» **What this task involves**
Filter the listing and keep only the lines with the word "title".

» **Recorded information**
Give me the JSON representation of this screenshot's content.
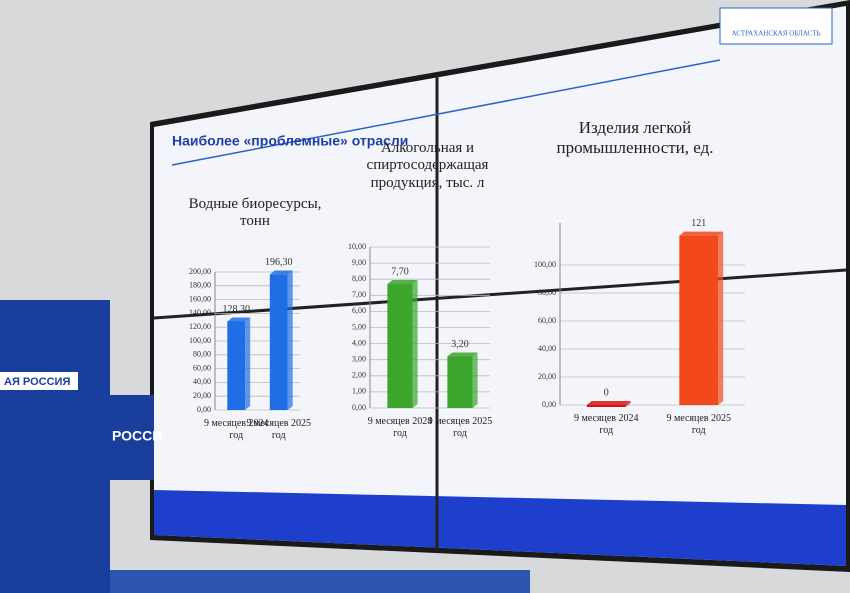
{
  "slide": {
    "title": "Наиболее «проблемные» отрасли",
    "logo": "АСТРАХАНСКАЯ ОБЛАСТЬ"
  },
  "banner": {
    "left": "АЯ РОССИЯ",
    "wall": "РОССИ"
  },
  "chart_data": [
    {
      "type": "bar",
      "title": "Водные биоресурсы, тонн",
      "categories": [
        "9 месяцев 2024 год",
        "9 месяцев 2025 год"
      ],
      "values": [
        128.3,
        196.3
      ],
      "value_labels": [
        "128,30",
        "196,30"
      ],
      "colors": [
        "#1f6ee6",
        "#1f6ee6"
      ],
      "ylim": [
        0,
        200
      ],
      "yticks": [
        {
          "value": 0,
          "label": "0,00"
        },
        {
          "value": 20,
          "label": "20,00"
        },
        {
          "value": 40,
          "label": "40,00"
        },
        {
          "value": 60,
          "label": "60,00"
        },
        {
          "value": 80,
          "label": "80,00"
        },
        {
          "value": 100,
          "label": "100,00"
        },
        {
          "value": 120,
          "label": "120,00"
        },
        {
          "value": 140,
          "label": "140,00"
        },
        {
          "value": 160,
          "label": "160,00"
        },
        {
          "value": 180,
          "label": "180,00"
        },
        {
          "value": 200,
          "label": "200,00"
        }
      ],
      "grid": true
    },
    {
      "type": "bar",
      "title": "Алкогольная и спиртосодержащая продукция, тыс. л",
      "categories": [
        "9 месяцев 2024 год",
        "9 месяцев 2025 год"
      ],
      "values": [
        7.7,
        3.2
      ],
      "value_labels": [
        "7,70",
        "3,20"
      ],
      "colors": [
        "#3ba52c",
        "#3ba52c"
      ],
      "ylim": [
        0,
        10
      ],
      "yticks": [
        {
          "value": 0,
          "label": "0,00"
        },
        {
          "value": 1,
          "label": "1,00"
        },
        {
          "value": 2,
          "label": "2,00"
        },
        {
          "value": 3,
          "label": "3,00"
        },
        {
          "value": 4,
          "label": "4,00"
        },
        {
          "value": 5,
          "label": "5,00"
        },
        {
          "value": 6,
          "label": "6,00"
        },
        {
          "value": 7,
          "label": "7,00"
        },
        {
          "value": 8,
          "label": "8,00"
        },
        {
          "value": 9,
          "label": "9,00"
        },
        {
          "value": 10,
          "label": "10,00"
        }
      ],
      "grid": true
    },
    {
      "type": "bar",
      "title": "Изделия легкой промышленности, ед.",
      "categories": [
        "9 месяцев 2024 год",
        "9 месяцев 2025 год"
      ],
      "values": [
        0,
        121
      ],
      "colors": [
        "#d41414",
        "#f2481c"
      ],
      "ylim": [
        0,
        130
      ],
      "yticks": [
        {
          "value": 0,
          "label": "0,00"
        },
        {
          "value": 20,
          "label": "20,00"
        },
        {
          "value": 40,
          "label": "40,00"
        },
        {
          "value": 60,
          "label": "60,00"
        },
        {
          "value": 80,
          "label": "80,00"
        },
        {
          "value": 100,
          "label": "100,00"
        }
      ],
      "grid": true
    }
  ]
}
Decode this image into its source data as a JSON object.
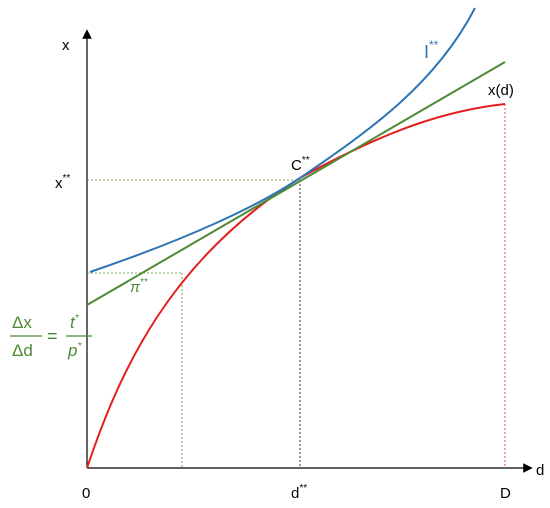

» **Reply to the exercise**
    "title": "Наиболее «проблемные» отрасли",
      "title": "Водные биоресурсы, тонн",
      "title": "Алкогольная и спиртосодержащая продукция, тыс. л",
      "title": "Изделия легкой промышленности, ед.",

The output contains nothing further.